| Passage given |
>> BEGIN

Employment Law & Industrial Relations
Masha Sylverster & Co advises and represents both employers and employees in a wide range of employment law and industrial relations matters under Malaysian law.
We provide clear, practical advice aimed at resolving workplace issues efficiently while protecting our clients' legal and commercial interests.
Practical Advice for Workplace Disputes and Compliance
Our employment law practice covers advisory, contentious, and compliance-related matters arising from employment relationships and workplace disputes.
We act for clients at all stages of an employment dispute, including internal processes, negotiations, and proceedings before the Industrial Court and other relevant forums.
Employment Law Matters We Advise On
Dismissal & Disciplinary Matters
Advice and representation in cases involving dismissal, misconduct investigations, domestic inquiries, and disciplinary proceedings.
Employment Contracts & Policies
Drafting, reviewing, and advising on employment contracts, workplace policies, and terms of employment.
Industrial Relations & Trade Disputes
Representation in industrial disputes, trade union matters, and proceedings before the Industrial Court.
Compliance & Advisory
Advice on compliance with employment-related legislation, regulatory requirements, and best workplace practices.
Negotiation & Settlement
Legal support in negotiations, settlement discussions, and alternative dispute resolution to resolve matters efficiently.
Balanced, Practical, and Outcome-Focused Advice
Employment law in Malaysia governs the relationship between employers and employees across a wide range of issues — from the terms of employment and workplace conduct, to the termination of employment and industrial dispute resolution. Key legislation includes the Employment Act 1955, the Industrial Relations Act 1967, the Trade Unions Act 1959, and the Occupational Safety and Health Act 1994, each providing a framework for rights and obligations in the workplace.

>> END

| Data |
>> BEGIN

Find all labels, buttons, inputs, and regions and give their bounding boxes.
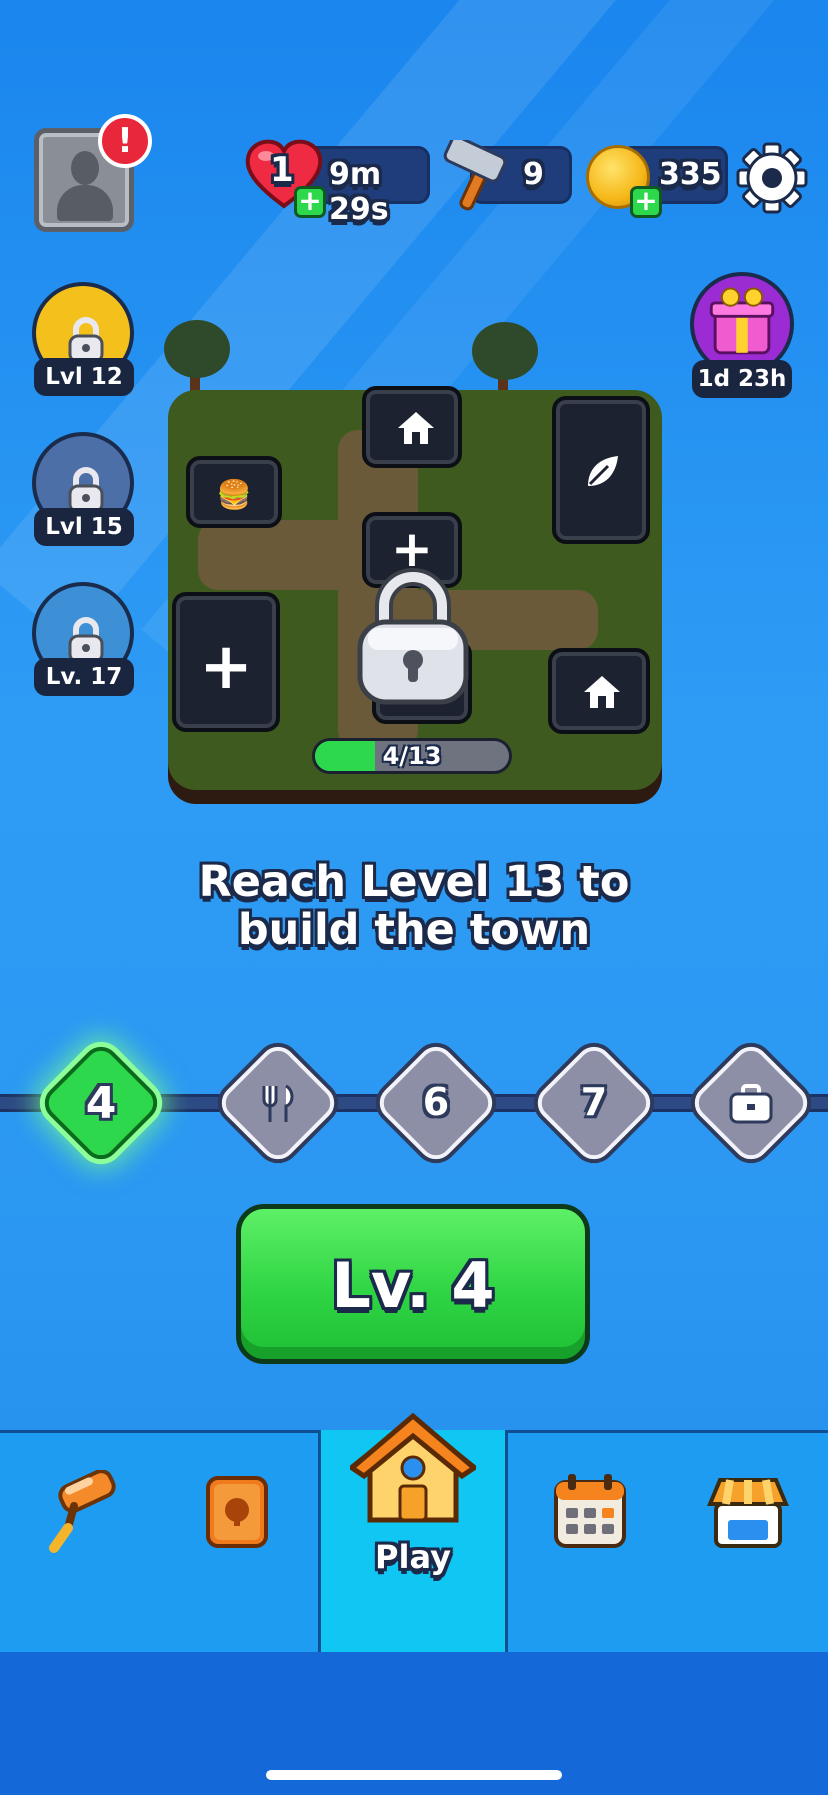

>> END

| Exercises |
a - Copy from the employment law page the passage between "Industrial Relations &" and "best workplace practices.", inclusive.
b - Answer these questions using the employment law page:
(i) Under which country's law does the firm advise employers and employees?
(ii) What year is given for the Trade Unions Act?
(iii) Which court is named as a forum for proceedings?

| In response |
a -
Industrial Relations & Trade Disputes
Representation in industrial disputes, trade union matters, and proceedings before the Industrial Court.
Compliance & Advisory
Advice on compliance with employment-related legislation, regulatory requirements, and best workplace practices.

b -
(i) Malaysian law
(ii) 1959
(iii) The Industrial Court